■ Work to do: Your answer should be a single number: the count of lines that hold the word "this".
▼
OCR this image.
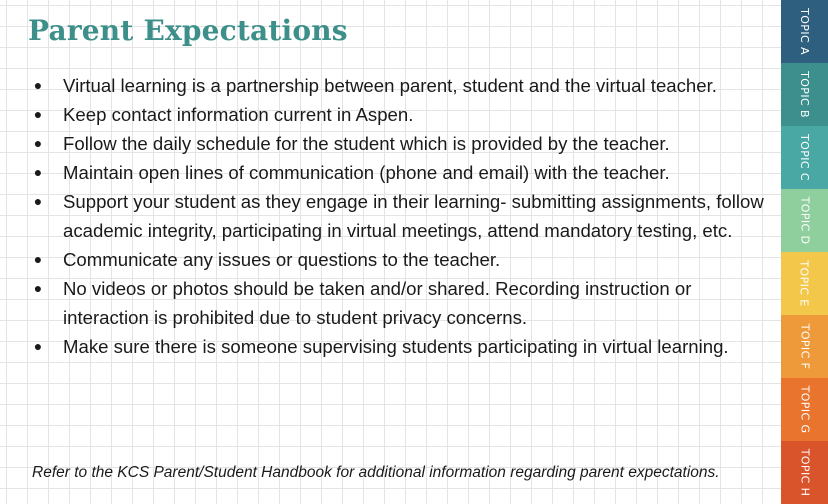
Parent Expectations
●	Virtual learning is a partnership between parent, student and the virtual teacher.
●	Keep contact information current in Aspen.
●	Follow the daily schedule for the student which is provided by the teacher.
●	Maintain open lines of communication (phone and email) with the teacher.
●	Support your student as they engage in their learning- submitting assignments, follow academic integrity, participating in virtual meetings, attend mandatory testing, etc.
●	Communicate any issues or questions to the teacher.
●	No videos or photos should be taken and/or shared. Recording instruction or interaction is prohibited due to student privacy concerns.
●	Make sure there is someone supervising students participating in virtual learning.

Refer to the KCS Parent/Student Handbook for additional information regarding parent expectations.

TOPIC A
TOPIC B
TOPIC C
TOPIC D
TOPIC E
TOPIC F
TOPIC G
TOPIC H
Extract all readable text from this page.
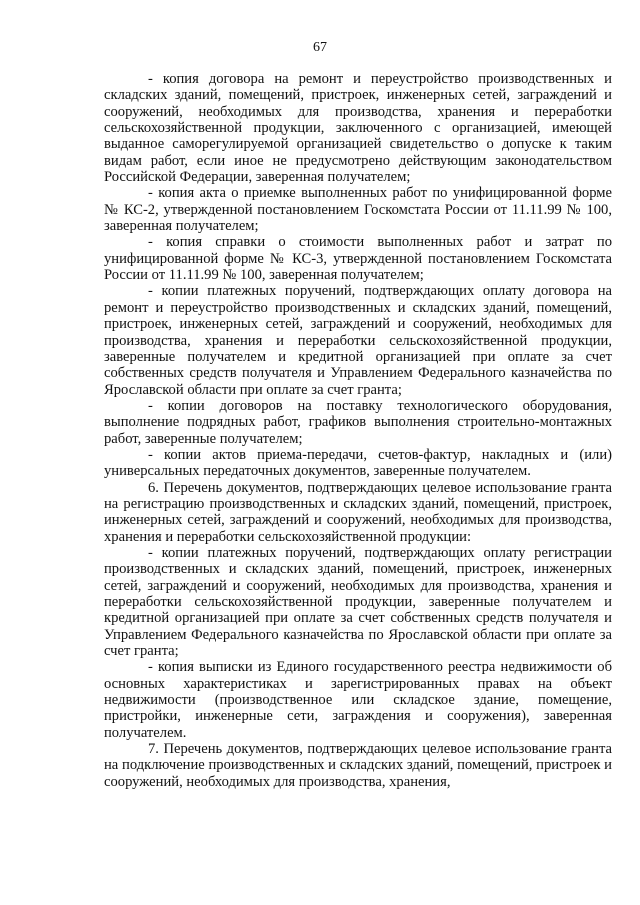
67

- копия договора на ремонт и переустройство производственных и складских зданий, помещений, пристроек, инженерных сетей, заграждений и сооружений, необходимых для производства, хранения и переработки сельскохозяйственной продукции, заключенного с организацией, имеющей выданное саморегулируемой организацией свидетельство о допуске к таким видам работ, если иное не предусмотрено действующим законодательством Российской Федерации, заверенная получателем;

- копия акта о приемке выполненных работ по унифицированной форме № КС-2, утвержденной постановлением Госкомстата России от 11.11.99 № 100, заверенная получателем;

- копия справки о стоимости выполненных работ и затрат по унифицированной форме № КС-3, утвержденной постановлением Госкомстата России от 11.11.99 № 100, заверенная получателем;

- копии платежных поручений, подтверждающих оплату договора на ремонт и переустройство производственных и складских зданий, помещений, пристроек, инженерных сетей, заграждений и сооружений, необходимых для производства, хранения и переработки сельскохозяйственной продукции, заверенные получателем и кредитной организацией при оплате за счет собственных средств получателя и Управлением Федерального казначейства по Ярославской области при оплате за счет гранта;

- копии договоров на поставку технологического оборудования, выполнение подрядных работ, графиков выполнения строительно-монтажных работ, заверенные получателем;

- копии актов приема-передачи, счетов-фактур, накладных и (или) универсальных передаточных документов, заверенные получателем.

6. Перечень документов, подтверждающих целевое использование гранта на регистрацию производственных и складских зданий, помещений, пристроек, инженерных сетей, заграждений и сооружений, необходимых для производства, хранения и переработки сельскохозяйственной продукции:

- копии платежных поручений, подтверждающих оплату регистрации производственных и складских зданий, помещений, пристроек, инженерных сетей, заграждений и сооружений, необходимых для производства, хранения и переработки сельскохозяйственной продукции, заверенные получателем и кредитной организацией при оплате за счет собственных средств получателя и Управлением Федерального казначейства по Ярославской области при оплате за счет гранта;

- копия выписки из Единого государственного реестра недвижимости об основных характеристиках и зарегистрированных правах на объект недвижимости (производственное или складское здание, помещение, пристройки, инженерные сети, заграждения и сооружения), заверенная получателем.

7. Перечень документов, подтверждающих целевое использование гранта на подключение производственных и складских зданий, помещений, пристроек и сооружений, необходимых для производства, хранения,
▲
■ Final result: 2